• **THE EXERCISE**: Copy out each line exactly; pictures stay out of the copy.

(Dataset rows about figures)
■ ■ ■
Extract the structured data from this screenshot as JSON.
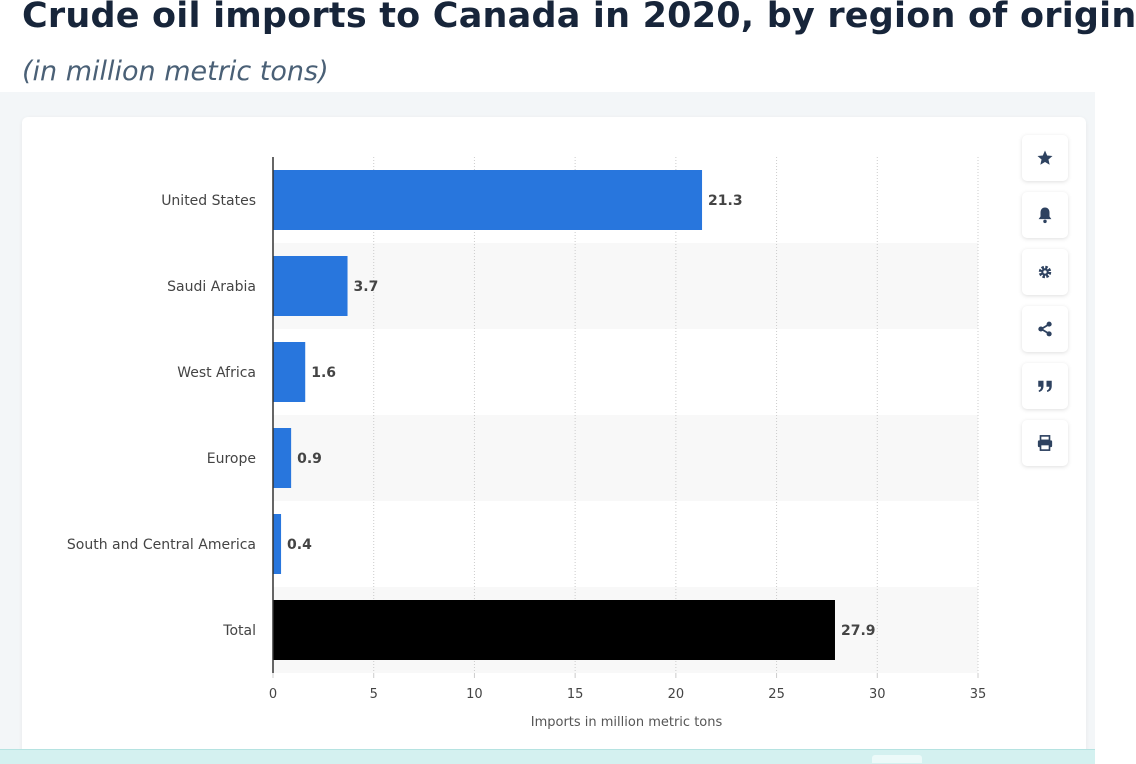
{
  "header": {
    "title": "Crude oil imports to Canada in 2020, by region of origin",
    "subtitle": "(in million metric tons)"
  },
  "toolbar": {
    "buttons": [
      {
        "icon": "star-icon"
      },
      {
        "icon": "bell-icon"
      },
      {
        "icon": "gear-icon"
      },
      {
        "icon": "share-icon"
      },
      {
        "icon": "quote-icon"
      },
      {
        "icon": "print-icon"
      }
    ]
  },
  "colors": {
    "bar": "#2876dd",
    "total_bar": "#000000",
    "band": "#f8f8f8",
    "grid": "#cccccc",
    "axis": "#333333",
    "text": "#444444",
    "toolbar_icon": "#2e4260"
  },
  "chart_data": {
    "type": "bar",
    "orientation": "horizontal",
    "categories": [
      "United States",
      "Saudi Arabia",
      "West Africa",
      "Europe",
      "South and Central America",
      "Total"
    ],
    "values": [
      21.3,
      3.7,
      1.6,
      0.9,
      0.4,
      27.9
    ],
    "data_labels": [
      "21.3",
      "3.7",
      "1.6",
      "0.9",
      "0.4",
      "27.9"
    ],
    "title": "",
    "xlabel": "Imports in million metric tons",
    "ylabel": "",
    "xlim": [
      0,
      35
    ],
    "xticks": [
      0,
      5,
      10,
      15,
      20,
      25,
      30,
      35
    ],
    "grid": "vertical dotted",
    "legend": "none"
  }
}
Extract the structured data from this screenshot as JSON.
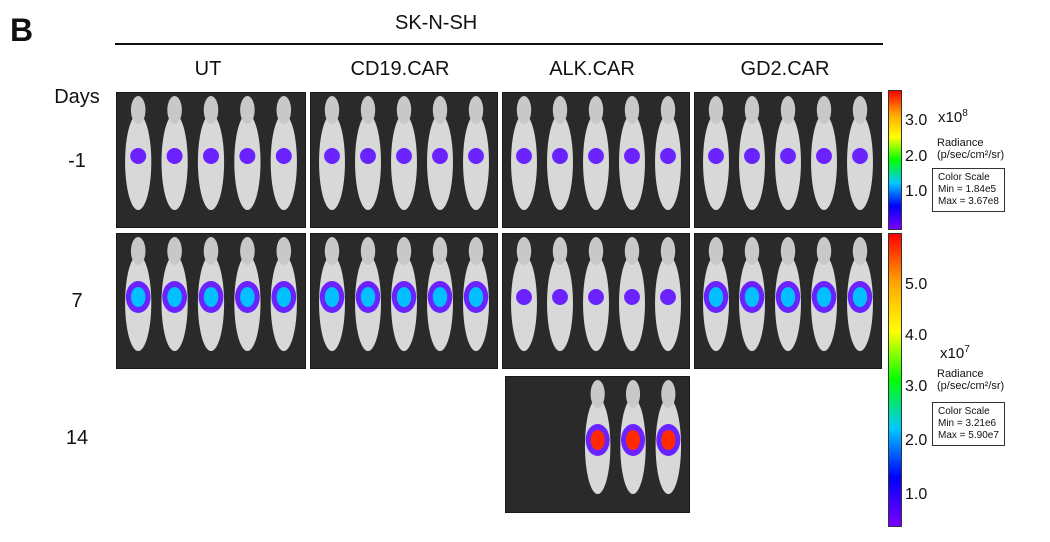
{
  "panel_label": "B",
  "cell_line": "SK-N-SH",
  "row_header": "Days",
  "groups": [
    "UT",
    "CD19.CAR",
    "ALK.CAR",
    "GD2.CAR"
  ],
  "days": [
    "-1",
    "7",
    "14"
  ],
  "scale_day_minus1": {
    "multiplier": "x10",
    "exponent": "8",
    "radiance_label_1": "Radiance",
    "radiance_label_2": "(p/sec/cm²/sr)",
    "ticks": [
      "3.0",
      "2.0",
      "1.0"
    ],
    "box_title": "Color Scale",
    "box_min": "Min = 1.84e5",
    "box_max": "Max = 3.67e8"
  },
  "scale_day7": {
    "multiplier": "x10",
    "exponent": "7",
    "radiance_label_1": "Radiance",
    "radiance_label_2": "(p/sec/cm²/sr)",
    "ticks": [
      "5.0",
      "4.0",
      "3.0",
      "2.0",
      "1.0"
    ],
    "box_title": "Color Scale",
    "box_min": "Min = 3.21e6",
    "box_max": "Max = 5.90e7"
  },
  "colors": {
    "bar_gradient": [
      "#ff0000",
      "#ffa500",
      "#ffff00",
      "#00ff00",
      "#00c8ff",
      "#0000ff",
      "#7a00ff"
    ],
    "panel_bg": "#2a2a2a",
    "mouse": "#d8d8d8"
  }
}
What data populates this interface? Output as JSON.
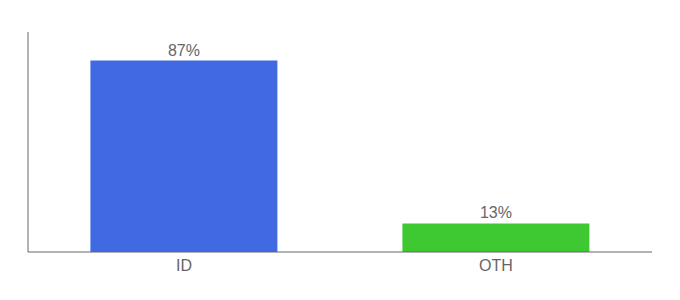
{
  "chart_data": {
    "type": "bar",
    "categories": [
      "ID",
      "OTH"
    ],
    "values": [
      87,
      13
    ],
    "value_labels": [
      "87%",
      "13%"
    ],
    "colors": [
      "#4169e1",
      "#3ec832"
    ],
    "ylim": [
      0,
      100
    ],
    "data_labels": true,
    "tick_labels": "x",
    "grid": false
  }
}
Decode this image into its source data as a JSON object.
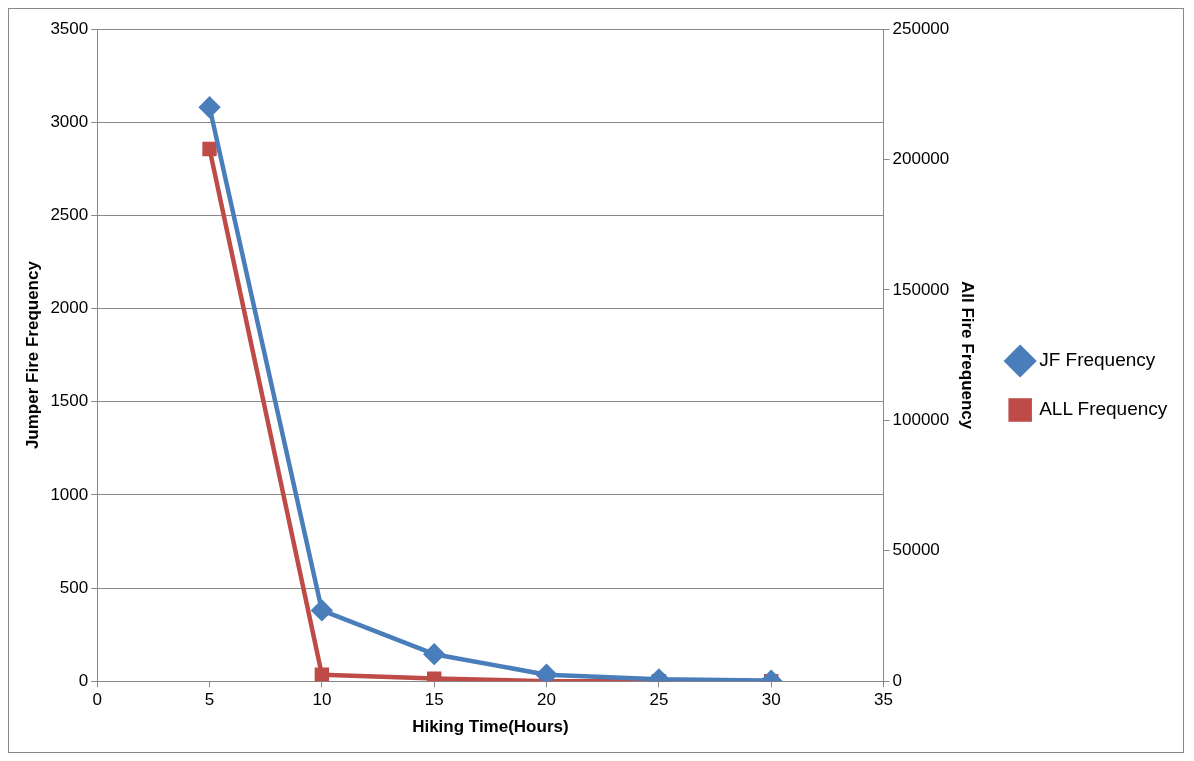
{
  "chart_data": {
    "type": "line",
    "xlabel": "Hiking Time(Hours)",
    "ylabel": "Jumper Fire Frequency",
    "y2label": "All Fire Frequency",
    "x": [
      5,
      10,
      15,
      20,
      25,
      30
    ],
    "series": [
      {
        "name": "JF Frequency",
        "color": "#4a7ebb",
        "values": [
          3080,
          380,
          145,
          35,
          10,
          3
        ],
        "marker": "diamond"
      },
      {
        "name": "ALL Frequency",
        "color": "#be4b48",
        "values": [
          204000,
          2500,
          1000,
          0,
          0,
          0
        ],
        "marker": "square",
        "axis": "y2"
      }
    ],
    "xlim": [
      0,
      35
    ],
    "xticks": [
      0,
      5,
      10,
      15,
      20,
      25,
      30,
      35
    ],
    "ylim": [
      0,
      3500
    ],
    "yticks": [
      0,
      500,
      1000,
      1500,
      2000,
      2500,
      3000,
      3500
    ],
    "y2lim": [
      0,
      250000
    ],
    "y2ticks": [
      0,
      50000,
      100000,
      150000,
      200000,
      250000
    ],
    "grid": "y",
    "legend": "right"
  }
}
■ ■ ■
• **THE RESULT**:
Extract the structured data from this screenshot as JSON.
{
  "header": {
    "title": "Crude oil imports to Canada in 2020, by region of origin",
    "subtitle": "(in million metric tons)"
  },
  "toolbar": {
    "buttons": [
      {
        "icon": "star-icon"
      },
      {
        "icon": "bell-icon"
      },
      {
        "icon": "gear-icon"
      },
      {
        "icon": "share-icon"
      },
      {
        "icon": "quote-icon"
      },
      {
        "icon": "print-icon"
      }
    ]
  },
  "colors": {
    "bar": "#2876dd",
    "total_bar": "#000000",
    "band": "#f8f8f8",
    "grid": "#cccccc",
    "axis": "#333333",
    "text": "#444444",
    "toolbar_icon": "#2e4260"
  },
  "chart_data": {
    "type": "bar",
    "orientation": "horizontal",
    "categories": [
      "United States",
      "Saudi Arabia",
      "West Africa",
      "Europe",
      "South and Central America",
      "Total"
    ],
    "values": [
      21.3,
      3.7,
      1.6,
      0.9,
      0.4,
      27.9
    ],
    "data_labels": [
      "21.3",
      "3.7",
      "1.6",
      "0.9",
      "0.4",
      "27.9"
    ],
    "title": "",
    "xlabel": "Imports in million metric tons",
    "ylabel": "",
    "xlim": [
      0,
      35
    ],
    "xticks": [
      0,
      5,
      10,
      15,
      20,
      25,
      30,
      35
    ],
    "grid": "vertical dotted",
    "legend": "none"
  }
}
Extract the structured data from this screenshot as JSON.
{
  "panel_label": "B",
  "cell_line": "SK-N-SH",
  "row_header": "Days",
  "groups": [
    "UT",
    "CD19.CAR",
    "ALK.CAR",
    "GD2.CAR"
  ],
  "days": [
    "-1",
    "7",
    "14"
  ],
  "scale_day_minus1": {
    "multiplier": "x10",
    "exponent": "8",
    "radiance_label_1": "Radiance",
    "radiance_label_2": "(p/sec/cm²/sr)",
    "ticks": [
      "3.0",
      "2.0",
      "1.0"
    ],
    "box_title": "Color Scale",
    "box_min": "Min = 1.84e5",
    "box_max": "Max = 3.67e8"
  },
  "scale_day7": {
    "multiplier": "x10",
    "exponent": "7",
    "radiance_label_1": "Radiance",
    "radiance_label_2": "(p/sec/cm²/sr)",
    "ticks": [
      "5.0",
      "4.0",
      "3.0",
      "2.0",
      "1.0"
    ],
    "box_title": "Color Scale",
    "box_min": "Min = 3.21e6",
    "box_max": "Max = 5.90e7"
  },
  "colors": {
    "bar_gradient": [
      "#ff0000",
      "#ffa500",
      "#ffff00",
      "#00ff00",
      "#00c8ff",
      "#0000ff",
      "#7a00ff"
    ],
    "panel_bg": "#2a2a2a",
    "mouse": "#d8d8d8"
  }
}
What data populates this interface? Output as JSON.
{
  "chart_data": {
    "type": "bar",
    "categories": [
      "ID",
      "OTH"
    ],
    "values": [
      87,
      13
    ],
    "value_labels": [
      "87%",
      "13%"
    ],
    "colors": [
      "#4169e1",
      "#3ec832"
    ],
    "ylim": [
      0,
      100
    ],
    "data_labels": true,
    "tick_labels": "x",
    "grid": false
  }
}
Decode this image into its source data as a JSON object.
{
  "chart_data": {
    "type": "line",
    "xlabel": "Hiking Time(Hours)",
    "ylabel": "Jumper Fire Frequency",
    "y2label": "All Fire Frequency",
    "x": [
      5,
      10,
      15,
      20,
      25,
      30
    ],
    "series": [
      {
        "name": "JF Frequency",
        "color": "#4a7ebb",
        "values": [
          3080,
          380,
          145,
          35,
          10,
          3
        ],
        "marker": "diamond"
      },
      {
        "name": "ALL Frequency",
        "color": "#be4b48",
        "values": [
          204000,
          2500,
          1000,
          0,
          0,
          0
        ],
        "marker": "square",
        "axis": "y2"
      }
    ],
    "xlim": [
      0,
      35
    ],
    "xticks": [
      0,
      5,
      10,
      15,
      20,
      25,
      30,
      35
    ],
    "ylim": [
      0,
      3500
    ],
    "yticks": [
      0,
      500,
      1000,
      1500,
      2000,
      2500,
      3000,
      3500
    ],
    "y2lim": [
      0,
      250000
    ],
    "y2ticks": [
      0,
      50000,
      100000,
      150000,
      200000,
      250000
    ],
    "grid": "y",
    "legend": "right"
  }
}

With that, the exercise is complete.